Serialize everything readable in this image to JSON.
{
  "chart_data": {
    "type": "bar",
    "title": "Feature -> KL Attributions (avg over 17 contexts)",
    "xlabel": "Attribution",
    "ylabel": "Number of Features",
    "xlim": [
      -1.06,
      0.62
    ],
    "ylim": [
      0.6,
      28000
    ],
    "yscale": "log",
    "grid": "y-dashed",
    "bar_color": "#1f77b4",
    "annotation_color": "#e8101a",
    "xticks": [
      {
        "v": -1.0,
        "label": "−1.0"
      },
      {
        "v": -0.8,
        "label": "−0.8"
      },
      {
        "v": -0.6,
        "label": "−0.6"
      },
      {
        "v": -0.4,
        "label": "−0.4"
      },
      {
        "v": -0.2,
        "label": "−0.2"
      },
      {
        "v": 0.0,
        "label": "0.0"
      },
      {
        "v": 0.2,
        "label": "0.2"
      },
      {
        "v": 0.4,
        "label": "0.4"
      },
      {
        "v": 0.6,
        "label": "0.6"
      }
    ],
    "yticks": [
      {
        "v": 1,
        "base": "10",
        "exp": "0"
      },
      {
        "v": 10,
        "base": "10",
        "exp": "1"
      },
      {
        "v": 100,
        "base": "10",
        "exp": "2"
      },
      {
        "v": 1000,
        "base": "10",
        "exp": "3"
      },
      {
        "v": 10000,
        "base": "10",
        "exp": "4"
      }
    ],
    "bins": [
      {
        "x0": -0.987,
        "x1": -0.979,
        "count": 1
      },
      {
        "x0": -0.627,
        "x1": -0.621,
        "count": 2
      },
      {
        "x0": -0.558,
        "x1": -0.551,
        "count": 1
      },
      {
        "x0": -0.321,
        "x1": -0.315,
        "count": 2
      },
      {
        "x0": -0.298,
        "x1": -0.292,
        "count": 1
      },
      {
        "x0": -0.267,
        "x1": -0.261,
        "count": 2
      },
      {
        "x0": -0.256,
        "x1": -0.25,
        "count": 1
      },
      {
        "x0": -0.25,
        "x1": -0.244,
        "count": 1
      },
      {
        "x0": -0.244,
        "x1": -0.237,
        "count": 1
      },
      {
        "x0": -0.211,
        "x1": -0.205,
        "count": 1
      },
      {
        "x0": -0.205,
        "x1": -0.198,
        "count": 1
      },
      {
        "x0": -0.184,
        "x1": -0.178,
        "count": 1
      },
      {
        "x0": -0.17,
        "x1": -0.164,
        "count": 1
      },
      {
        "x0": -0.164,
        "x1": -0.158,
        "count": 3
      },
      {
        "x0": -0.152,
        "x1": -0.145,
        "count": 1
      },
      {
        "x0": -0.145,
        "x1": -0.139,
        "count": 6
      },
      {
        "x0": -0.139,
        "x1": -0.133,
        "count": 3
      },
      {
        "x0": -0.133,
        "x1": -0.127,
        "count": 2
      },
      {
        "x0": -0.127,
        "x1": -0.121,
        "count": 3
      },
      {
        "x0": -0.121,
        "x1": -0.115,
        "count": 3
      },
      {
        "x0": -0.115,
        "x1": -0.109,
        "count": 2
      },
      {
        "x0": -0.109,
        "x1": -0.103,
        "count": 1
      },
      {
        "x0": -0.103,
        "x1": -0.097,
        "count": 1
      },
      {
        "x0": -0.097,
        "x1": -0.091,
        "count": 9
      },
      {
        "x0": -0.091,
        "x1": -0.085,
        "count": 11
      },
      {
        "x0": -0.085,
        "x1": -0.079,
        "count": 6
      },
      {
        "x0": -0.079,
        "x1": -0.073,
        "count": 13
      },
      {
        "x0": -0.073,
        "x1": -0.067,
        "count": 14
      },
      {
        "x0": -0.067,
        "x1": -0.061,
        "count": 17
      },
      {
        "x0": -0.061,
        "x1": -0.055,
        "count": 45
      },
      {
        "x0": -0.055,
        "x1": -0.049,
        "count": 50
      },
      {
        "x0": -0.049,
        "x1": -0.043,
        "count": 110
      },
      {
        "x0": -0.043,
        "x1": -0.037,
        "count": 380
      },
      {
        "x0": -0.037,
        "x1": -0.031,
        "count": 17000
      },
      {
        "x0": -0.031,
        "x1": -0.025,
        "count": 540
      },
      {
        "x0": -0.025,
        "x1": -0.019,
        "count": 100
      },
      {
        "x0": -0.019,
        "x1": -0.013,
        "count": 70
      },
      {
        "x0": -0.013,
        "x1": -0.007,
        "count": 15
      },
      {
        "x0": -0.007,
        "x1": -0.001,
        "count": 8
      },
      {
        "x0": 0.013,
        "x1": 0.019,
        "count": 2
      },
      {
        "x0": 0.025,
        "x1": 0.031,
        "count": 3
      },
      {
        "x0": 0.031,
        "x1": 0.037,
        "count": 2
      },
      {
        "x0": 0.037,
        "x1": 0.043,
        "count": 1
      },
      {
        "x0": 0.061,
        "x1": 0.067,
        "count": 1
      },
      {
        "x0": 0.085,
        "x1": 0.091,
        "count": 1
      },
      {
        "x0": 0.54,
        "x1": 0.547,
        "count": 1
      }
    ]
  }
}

Goal: Restate the records, all of them, precisely as written.

Solved exercise:
Serialize everything readable in this image to JSON.
{
  "chart_data": {
    "type": "bar",
    "title": "Feature -> KL Attributions (avg over 17 contexts)",
    "xlabel": "Attribution",
    "ylabel": "Number of Features",
    "xlim": [
      -1.06,
      0.62
    ],
    "ylim": [
      0.6,
      28000
    ],
    "yscale": "log",
    "grid": "y-dashed",
    "bar_color": "#1f77b4",
    "annotation_color": "#e8101a",
    "xticks": [
      {
        "v": -1.0,
        "label": "−1.0"
      },
      {
        "v": -0.8,
        "label": "−0.8"
      },
      {
        "v": -0.6,
        "label": "−0.6"
      },
      {
        "v": -0.4,
        "label": "−0.4"
      },
      {
        "v": -0.2,
        "label": "−0.2"
      },
      {
        "v": 0.0,
        "label": "0.0"
      },
      {
        "v": 0.2,
        "label": "0.2"
      },
      {
        "v": 0.4,
        "label": "0.4"
      },
      {
        "v": 0.6,
        "label": "0.6"
      }
    ],
    "yticks": [
      {
        "v": 1,
        "base": "10",
        "exp": "0"
      },
      {
        "v": 10,
        "base": "10",
        "exp": "1"
      },
      {
        "v": 100,
        "base": "10",
        "exp": "2"
      },
      {
        "v": 1000,
        "base": "10",
        "exp": "3"
      },
      {
        "v": 10000,
        "base": "10",
        "exp": "4"
      }
    ],
    "bins": [
      {
        "x0": -0.987,
        "x1": -0.979,
        "count": 1
      },
      {
        "x0": -0.627,
        "x1": -0.621,
        "count": 2
      },
      {
        "x0": -0.558,
        "x1": -0.551,
        "count": 1
      },
      {
        "x0": -0.321,
        "x1": -0.315,
        "count": 2
      },
      {
        "x0": -0.298,
        "x1": -0.292,
        "count": 1
      },
      {
        "x0": -0.267,
        "x1": -0.261,
        "count": 2
      },
      {
        "x0": -0.256,
        "x1": -0.25,
        "count": 1
      },
      {
        "x0": -0.25,
        "x1": -0.244,
        "count": 1
      },
      {
        "x0": -0.244,
        "x1": -0.237,
        "count": 1
      },
      {
        "x0": -0.211,
        "x1": -0.205,
        "count": 1
      },
      {
        "x0": -0.205,
        "x1": -0.198,
        "count": 1
      },
      {
        "x0": -0.184,
        "x1": -0.178,
        "count": 1
      },
      {
        "x0": -0.17,
        "x1": -0.164,
        "count": 1
      },
      {
        "x0": -0.164,
        "x1": -0.158,
        "count": 3
      },
      {
        "x0": -0.152,
        "x1": -0.145,
        "count": 1
      },
      {
        "x0": -0.145,
        "x1": -0.139,
        "count": 6
      },
      {
        "x0": -0.139,
        "x1": -0.133,
        "count": 3
      },
      {
        "x0": -0.133,
        "x1": -0.127,
        "count": 2
      },
      {
        "x0": -0.127,
        "x1": -0.121,
        "count": 3
      },
      {
        "x0": -0.121,
        "x1": -0.115,
        "count": 3
      },
      {
        "x0": -0.115,
        "x1": -0.109,
        "count": 2
      },
      {
        "x0": -0.109,
        "x1": -0.103,
        "count": 1
      },
      {
        "x0": -0.103,
        "x1": -0.097,
        "count": 1
      },
      {
        "x0": -0.097,
        "x1": -0.091,
        "count": 9
      },
      {
        "x0": -0.091,
        "x1": -0.085,
        "count": 11
      },
      {
        "x0": -0.085,
        "x1": -0.079,
        "count": 6
      },
      {
        "x0": -0.079,
        "x1": -0.073,
        "count": 13
      },
      {
        "x0": -0.073,
        "x1": -0.067,
        "count": 14
      },
      {
        "x0": -0.067,
        "x1": -0.061,
        "count": 17
      },
      {
        "x0": -0.061,
        "x1": -0.055,
        "count": 45
      },
      {
        "x0": -0.055,
        "x1": -0.049,
        "count": 50
      },
      {
        "x0": -0.049,
        "x1": -0.043,
        "count": 110
      },
      {
        "x0": -0.043,
        "x1": -0.037,
        "count": 380
      },
      {
        "x0": -0.037,
        "x1": -0.031,
        "count": 17000
      },
      {
        "x0": -0.031,
        "x1": -0.025,
        "count": 540
      },
      {
        "x0": -0.025,
        "x1": -0.019,
        "count": 100
      },
      {
        "x0": -0.019,
        "x1": -0.013,
        "count": 70
      },
      {
        "x0": -0.013,
        "x1": -0.007,
        "count": 15
      },
      {
        "x0": -0.007,
        "x1": -0.001,
        "count": 8
      },
      {
        "x0": 0.013,
        "x1": 0.019,
        "count": 2
      },
      {
        "x0": 0.025,
        "x1": 0.031,
        "count": 3
      },
      {
        "x0": 0.031,
        "x1": 0.037,
        "count": 2
      },
      {
        "x0": 0.037,
        "x1": 0.043,
        "count": 1
      },
      {
        "x0": 0.061,
        "x1": 0.067,
        "count": 1
      },
      {
        "x0": 0.085,
        "x1": 0.091,
        "count": 1
      },
      {
        "x0": 0.54,
        "x1": 0.547,
        "count": 1
      }
    ]
  }
}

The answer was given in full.